= Work instructions =
Write out all entries word for word.

[Recorded data]

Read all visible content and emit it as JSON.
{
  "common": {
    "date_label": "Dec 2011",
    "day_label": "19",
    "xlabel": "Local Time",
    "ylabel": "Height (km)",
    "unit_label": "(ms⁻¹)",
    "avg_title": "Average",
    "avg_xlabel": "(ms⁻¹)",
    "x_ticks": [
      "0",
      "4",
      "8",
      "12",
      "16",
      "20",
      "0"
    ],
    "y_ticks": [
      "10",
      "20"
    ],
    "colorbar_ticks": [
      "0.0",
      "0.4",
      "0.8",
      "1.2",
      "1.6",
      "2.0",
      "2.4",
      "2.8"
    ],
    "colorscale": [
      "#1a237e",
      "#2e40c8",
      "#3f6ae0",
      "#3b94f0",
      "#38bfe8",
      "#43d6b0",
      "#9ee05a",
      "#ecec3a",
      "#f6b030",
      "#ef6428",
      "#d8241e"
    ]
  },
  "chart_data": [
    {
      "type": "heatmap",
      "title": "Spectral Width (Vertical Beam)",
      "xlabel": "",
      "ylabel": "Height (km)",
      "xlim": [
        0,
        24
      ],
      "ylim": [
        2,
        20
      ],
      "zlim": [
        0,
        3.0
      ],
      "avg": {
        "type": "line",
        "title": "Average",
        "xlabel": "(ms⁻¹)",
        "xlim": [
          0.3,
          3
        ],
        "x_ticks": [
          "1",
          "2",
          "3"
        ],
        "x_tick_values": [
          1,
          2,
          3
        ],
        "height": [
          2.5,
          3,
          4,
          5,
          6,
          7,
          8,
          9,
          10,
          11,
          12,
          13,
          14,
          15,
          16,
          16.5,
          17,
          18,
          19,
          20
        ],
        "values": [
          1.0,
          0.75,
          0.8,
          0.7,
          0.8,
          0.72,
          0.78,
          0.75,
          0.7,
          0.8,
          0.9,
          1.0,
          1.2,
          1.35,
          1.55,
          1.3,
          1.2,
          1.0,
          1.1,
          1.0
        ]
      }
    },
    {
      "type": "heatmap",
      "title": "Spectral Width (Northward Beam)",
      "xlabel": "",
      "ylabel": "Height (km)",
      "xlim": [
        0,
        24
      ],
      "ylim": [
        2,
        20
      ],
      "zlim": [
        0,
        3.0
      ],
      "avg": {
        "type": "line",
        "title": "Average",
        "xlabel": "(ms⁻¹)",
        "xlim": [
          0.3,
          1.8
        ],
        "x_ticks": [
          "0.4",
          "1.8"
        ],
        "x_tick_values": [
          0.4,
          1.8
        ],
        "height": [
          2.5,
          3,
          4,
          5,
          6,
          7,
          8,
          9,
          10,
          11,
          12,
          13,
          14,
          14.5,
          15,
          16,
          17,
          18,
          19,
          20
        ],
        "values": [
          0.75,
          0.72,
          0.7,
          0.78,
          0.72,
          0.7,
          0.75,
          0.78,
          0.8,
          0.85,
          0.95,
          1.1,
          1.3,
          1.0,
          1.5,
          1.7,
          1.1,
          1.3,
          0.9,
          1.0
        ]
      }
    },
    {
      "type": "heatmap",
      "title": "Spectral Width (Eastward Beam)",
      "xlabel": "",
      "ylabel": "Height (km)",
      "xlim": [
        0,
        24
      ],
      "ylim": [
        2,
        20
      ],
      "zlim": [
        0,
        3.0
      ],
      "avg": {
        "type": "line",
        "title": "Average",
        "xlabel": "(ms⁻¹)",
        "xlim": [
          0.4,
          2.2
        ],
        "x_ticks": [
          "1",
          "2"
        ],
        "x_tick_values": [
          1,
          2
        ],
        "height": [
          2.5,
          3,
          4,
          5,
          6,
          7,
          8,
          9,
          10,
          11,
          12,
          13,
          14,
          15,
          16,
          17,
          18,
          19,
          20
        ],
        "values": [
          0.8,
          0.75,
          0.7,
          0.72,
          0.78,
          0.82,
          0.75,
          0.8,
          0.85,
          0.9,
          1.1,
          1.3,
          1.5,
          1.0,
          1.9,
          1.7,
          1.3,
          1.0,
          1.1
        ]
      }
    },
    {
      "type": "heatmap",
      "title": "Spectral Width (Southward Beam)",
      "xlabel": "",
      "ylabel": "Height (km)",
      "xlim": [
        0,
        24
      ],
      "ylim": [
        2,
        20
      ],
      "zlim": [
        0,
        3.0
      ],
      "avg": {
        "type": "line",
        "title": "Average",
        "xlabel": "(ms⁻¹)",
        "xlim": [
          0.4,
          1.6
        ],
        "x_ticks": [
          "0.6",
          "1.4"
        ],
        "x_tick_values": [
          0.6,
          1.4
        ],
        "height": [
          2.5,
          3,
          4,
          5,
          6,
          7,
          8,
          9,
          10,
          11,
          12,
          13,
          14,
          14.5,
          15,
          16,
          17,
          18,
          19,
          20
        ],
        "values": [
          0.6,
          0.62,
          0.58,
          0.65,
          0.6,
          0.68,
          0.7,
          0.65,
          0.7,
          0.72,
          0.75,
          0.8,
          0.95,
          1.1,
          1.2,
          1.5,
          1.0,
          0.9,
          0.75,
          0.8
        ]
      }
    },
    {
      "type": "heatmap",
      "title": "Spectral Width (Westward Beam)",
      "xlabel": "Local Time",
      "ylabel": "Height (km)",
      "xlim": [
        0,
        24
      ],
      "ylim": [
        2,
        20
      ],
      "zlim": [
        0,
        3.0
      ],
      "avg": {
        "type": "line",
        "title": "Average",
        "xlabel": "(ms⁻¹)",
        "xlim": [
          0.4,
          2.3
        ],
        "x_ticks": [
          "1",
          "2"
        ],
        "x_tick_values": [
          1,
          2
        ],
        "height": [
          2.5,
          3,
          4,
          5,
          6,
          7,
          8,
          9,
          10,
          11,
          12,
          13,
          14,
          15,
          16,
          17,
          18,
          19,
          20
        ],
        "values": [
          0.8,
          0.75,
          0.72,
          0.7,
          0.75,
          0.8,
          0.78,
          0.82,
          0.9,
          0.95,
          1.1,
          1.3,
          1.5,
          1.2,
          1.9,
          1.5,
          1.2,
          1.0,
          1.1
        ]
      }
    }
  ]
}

= Written reply =
Read all visible content and emit it as JSON.
{
  "common": {
    "date_label": "Dec 2011",
    "day_label": "19",
    "xlabel": "Local Time",
    "ylabel": "Height (km)",
    "unit_label": "(ms⁻¹)",
    "avg_title": "Average",
    "avg_xlabel": "(ms⁻¹)",
    "x_ticks": [
      "0",
      "4",
      "8",
      "12",
      "16",
      "20",
      "0"
    ],
    "y_ticks": [
      "10",
      "20"
    ],
    "colorbar_ticks": [
      "0.0",
      "0.4",
      "0.8",
      "1.2",
      "1.6",
      "2.0",
      "2.4",
      "2.8"
    ],
    "colorscale": [
      "#1a237e",
      "#2e40c8",
      "#3f6ae0",
      "#3b94f0",
      "#38bfe8",
      "#43d6b0",
      "#9ee05a",
      "#ecec3a",
      "#f6b030",
      "#ef6428",
      "#d8241e"
    ]
  },
  "chart_data": [
    {
      "type": "heatmap",
      "title": "Spectral Width (Vertical Beam)",
      "xlabel": "",
      "ylabel": "Height (km)",
      "xlim": [
        0,
        24
      ],
      "ylim": [
        2,
        20
      ],
      "zlim": [
        0,
        3.0
      ],
      "avg": {
        "type": "line",
        "title": "Average",
        "xlabel": "(ms⁻¹)",
        "xlim": [
          0.3,
          3
        ],
        "x_ticks": [
          "1",
          "2",
          "3"
        ],
        "x_tick_values": [
          1,
          2,
          3
        ],
        "height": [
          2.5,
          3,
          4,
          5,
          6,
          7,
          8,
          9,
          10,
          11,
          12,
          13,
          14,
          15,
          16,
          16.5,
          17,
          18,
          19,
          20
        ],
        "values": [
          1.0,
          0.75,
          0.8,
          0.7,
          0.8,
          0.72,
          0.78,
          0.75,
          0.7,
          0.8,
          0.9,
          1.0,
          1.2,
          1.35,
          1.55,
          1.3,
          1.2,
          1.0,
          1.1,
          1.0
        ]
      }
    },
    {
      "type": "heatmap",
      "title": "Spectral Width (Northward Beam)",
      "xlabel": "",
      "ylabel": "Height (km)",
      "xlim": [
        0,
        24
      ],
      "ylim": [
        2,
        20
      ],
      "zlim": [
        0,
        3.0
      ],
      "avg": {
        "type": "line",
        "title": "Average",
        "xlabel": "(ms⁻¹)",
        "xlim": [
          0.3,
          1.8
        ],
        "x_ticks": [
          "0.4",
          "1.8"
        ],
        "x_tick_values": [
          0.4,
          1.8
        ],
        "height": [
          2.5,
          3,
          4,
          5,
          6,
          7,
          8,
          9,
          10,
          11,
          12,
          13,
          14,
          14.5,
          15,
          16,
          17,
          18,
          19,
          20
        ],
        "values": [
          0.75,
          0.72,
          0.7,
          0.78,
          0.72,
          0.7,
          0.75,
          0.78,
          0.8,
          0.85,
          0.95,
          1.1,
          1.3,
          1.0,
          1.5,
          1.7,
          1.1,
          1.3,
          0.9,
          1.0
        ]
      }
    },
    {
      "type": "heatmap",
      "title": "Spectral Width (Eastward Beam)",
      "xlabel": "",
      "ylabel": "Height (km)",
      "xlim": [
        0,
        24
      ],
      "ylim": [
        2,
        20
      ],
      "zlim": [
        0,
        3.0
      ],
      "avg": {
        "type": "line",
        "title": "Average",
        "xlabel": "(ms⁻¹)",
        "xlim": [
          0.4,
          2.2
        ],
        "x_ticks": [
          "1",
          "2"
        ],
        "x_tick_values": [
          1,
          2
        ],
        "height": [
          2.5,
          3,
          4,
          5,
          6,
          7,
          8,
          9,
          10,
          11,
          12,
          13,
          14,
          15,
          16,
          17,
          18,
          19,
          20
        ],
        "values": [
          0.8,
          0.75,
          0.7,
          0.72,
          0.78,
          0.82,
          0.75,
          0.8,
          0.85,
          0.9,
          1.1,
          1.3,
          1.5,
          1.0,
          1.9,
          1.7,
          1.3,
          1.0,
          1.1
        ]
      }
    },
    {
      "type": "heatmap",
      "title": "Spectral Width (Southward Beam)",
      "xlabel": "",
      "ylabel": "Height (km)",
      "xlim": [
        0,
        24
      ],
      "ylim": [
        2,
        20
      ],
      "zlim": [
        0,
        3.0
      ],
      "avg": {
        "type": "line",
        "title": "Average",
        "xlabel": "(ms⁻¹)",
        "xlim": [
          0.4,
          1.6
        ],
        "x_ticks": [
          "0.6",
          "1.4"
        ],
        "x_tick_values": [
          0.6,
          1.4
        ],
        "height": [
          2.5,
          3,
          4,
          5,
          6,
          7,
          8,
          9,
          10,
          11,
          12,
          13,
          14,
          14.5,
          15,
          16,
          17,
          18,
          19,
          20
        ],
        "values": [
          0.6,
          0.62,
          0.58,
          0.65,
          0.6,
          0.68,
          0.7,
          0.65,
          0.7,
          0.72,
          0.75,
          0.8,
          0.95,
          1.1,
          1.2,
          1.5,
          1.0,
          0.9,
          0.75,
          0.8
        ]
      }
    },
    {
      "type": "heatmap",
      "title": "Spectral Width (Westward Beam)",
      "xlabel": "Local Time",
      "ylabel": "Height (km)",
      "xlim": [
        0,
        24
      ],
      "ylim": [
        2,
        20
      ],
      "zlim": [
        0,
        3.0
      ],
      "avg": {
        "type": "line",
        "title": "Average",
        "xlabel": "(ms⁻¹)",
        "xlim": [
          0.4,
          2.3
        ],
        "x_ticks": [
          "1",
          "2"
        ],
        "x_tick_values": [
          1,
          2
        ],
        "height": [
          2.5,
          3,
          4,
          5,
          6,
          7,
          8,
          9,
          10,
          11,
          12,
          13,
          14,
          15,
          16,
          17,
          18,
          19,
          20
        ],
        "values": [
          0.8,
          0.75,
          0.72,
          0.7,
          0.75,
          0.8,
          0.78,
          0.82,
          0.9,
          0.95,
          1.1,
          1.3,
          1.5,
          1.2,
          1.9,
          1.5,
          1.2,
          1.0,
          1.1
        ]
      }
    }
  ]
}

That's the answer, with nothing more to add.